* [Requirement] Below are some records; reproduce every one of them exactly.

* [Data excerpts]
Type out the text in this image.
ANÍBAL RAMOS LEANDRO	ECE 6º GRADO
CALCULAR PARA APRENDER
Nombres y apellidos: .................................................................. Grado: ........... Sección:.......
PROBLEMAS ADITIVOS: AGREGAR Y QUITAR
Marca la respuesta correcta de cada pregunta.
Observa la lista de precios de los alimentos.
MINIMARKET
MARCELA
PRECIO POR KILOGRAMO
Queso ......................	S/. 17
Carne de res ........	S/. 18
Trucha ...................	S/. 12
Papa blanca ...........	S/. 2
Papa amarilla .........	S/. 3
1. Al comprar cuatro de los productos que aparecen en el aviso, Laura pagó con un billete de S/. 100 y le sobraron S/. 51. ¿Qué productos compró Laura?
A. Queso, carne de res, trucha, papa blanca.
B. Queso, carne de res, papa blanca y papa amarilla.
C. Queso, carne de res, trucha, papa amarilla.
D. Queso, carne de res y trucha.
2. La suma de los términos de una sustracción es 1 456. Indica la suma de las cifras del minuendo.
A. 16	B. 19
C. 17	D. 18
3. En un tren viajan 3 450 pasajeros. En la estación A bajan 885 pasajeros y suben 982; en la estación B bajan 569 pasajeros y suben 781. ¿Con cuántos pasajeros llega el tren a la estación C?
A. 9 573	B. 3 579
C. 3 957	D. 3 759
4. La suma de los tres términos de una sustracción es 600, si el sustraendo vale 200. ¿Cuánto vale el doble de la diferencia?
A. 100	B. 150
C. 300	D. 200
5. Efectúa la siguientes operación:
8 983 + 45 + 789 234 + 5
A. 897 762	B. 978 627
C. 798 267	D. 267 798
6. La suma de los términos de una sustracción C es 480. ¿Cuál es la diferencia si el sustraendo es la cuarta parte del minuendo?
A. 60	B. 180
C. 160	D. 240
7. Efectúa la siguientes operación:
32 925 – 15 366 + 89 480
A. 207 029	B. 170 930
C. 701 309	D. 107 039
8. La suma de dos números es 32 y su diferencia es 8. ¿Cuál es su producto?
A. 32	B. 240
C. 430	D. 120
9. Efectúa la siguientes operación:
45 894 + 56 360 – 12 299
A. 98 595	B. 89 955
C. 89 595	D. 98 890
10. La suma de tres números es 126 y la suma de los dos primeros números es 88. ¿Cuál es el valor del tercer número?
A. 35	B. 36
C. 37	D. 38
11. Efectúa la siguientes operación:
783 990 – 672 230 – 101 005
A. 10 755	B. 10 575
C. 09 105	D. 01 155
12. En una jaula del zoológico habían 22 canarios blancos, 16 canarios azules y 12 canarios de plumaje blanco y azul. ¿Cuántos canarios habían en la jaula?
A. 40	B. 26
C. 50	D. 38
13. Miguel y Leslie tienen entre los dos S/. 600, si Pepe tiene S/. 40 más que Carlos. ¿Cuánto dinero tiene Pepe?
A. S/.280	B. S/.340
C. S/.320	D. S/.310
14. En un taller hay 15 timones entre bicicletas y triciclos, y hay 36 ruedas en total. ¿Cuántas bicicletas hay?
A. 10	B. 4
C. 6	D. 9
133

* [Answer to the problem]
Type out the text in this image.
ANÍBAL RAMOS LEANDRO	ECE 6º GRADO
CALCULAR PARA APRENDER
Nombres y apellidos: .................................................................. Grado: ........... Sección:.......
PROBLEMAS ADITIVOS: AGREGAR Y QUITAR
Marca la respuesta correcta de cada pregunta.
Observa la lista de precios de los alimentos.
MINIMARKET
MARCELA
PRECIO POR KILOGRAMO
Queso ......................	S/. 17
Carne de res ........	S/. 18
Trucha ...................	S/. 12
Papa blanca ...........	S/. 2
Papa amarilla .........	S/. 3
1. Al comprar cuatro de los productos que aparecen en el aviso, Laura pagó con un billete de S/. 100 y le sobraron S/. 51. ¿Qué productos compró Laura?
A. Queso, carne de res, trucha, papa blanca.
B. Queso, carne de res, papa blanca y papa amarilla.
C. Queso, carne de res, trucha, papa amarilla.
D. Queso, carne de res y trucha.
2. La suma de los términos de una sustracción es 1 456. Indica la suma de las cifras del minuendo.
A. 16	B. 19
C. 17	D. 18
3. En un tren viajan 3 450 pasajeros. En la estación A bajan 885 pasajeros y suben 982; en la estación B bajan 569 pasajeros y suben 781. ¿Con cuántos pasajeros llega el tren a la estación C?
A. 9 573	B. 3 579
C. 3 957	D. 3 759
4. La suma de los tres términos de una sustracción es 600, si el sustraendo vale 200. ¿Cuánto vale el doble de la diferencia?
A. 100	B. 150
C. 300	D. 200
5. Efectúa la siguientes operación:
8 983 + 45 + 789 234 + 5
A. 897 762	B. 978 627
C. 798 267	D. 267 798
6. La suma de los términos de una sustracción C es 480. ¿Cuál es la diferencia si el sustraendo es la cuarta parte del minuendo?
A. 60	B. 180
C. 160	D. 240
7. Efectúa la siguientes operación:
32 925 – 15 366 + 89 480
A. 207 029	B. 170 930
C. 701 309	D. 107 039
8. La suma de dos números es 32 y su diferencia es 8. ¿Cuál es su producto?
A. 32	B. 240
C. 430	D. 120
9. Efectúa la siguientes operación:
45 894 + 56 360 – 12 299
A. 98 595	B. 89 955
C. 89 595	D. 98 890
10. La suma de tres números es 126 y la suma de los dos primeros números es 88. ¿Cuál es el valor del tercer número?
A. 35	B. 36
C. 37	D. 38
11. Efectúa la siguientes operación:
783 990 – 672 230 – 101 005
A. 10 755	B. 10 575
C. 09 105	D. 01 155
12. En una jaula del zoológico habían 22 canarios blancos, 16 canarios azules y 12 canarios de plumaje blanco y azul. ¿Cuántos canarios habían en la jaula?
A. 40	B. 26
C. 50	D. 38
13. Miguel y Leslie tienen entre los dos S/. 600, si Pepe tiene S/. 40 más que Carlos. ¿Cuánto dinero tiene Pepe?
A. S/.280	B. S/.340
C. S/.320	D. S/.310
14. En un taller hay 15 timones entre bicicletas y triciclos, y hay 36 ruedas en total. ¿Cuántas bicicletas hay?
A. 10	B. 4
C. 6	D. 9
133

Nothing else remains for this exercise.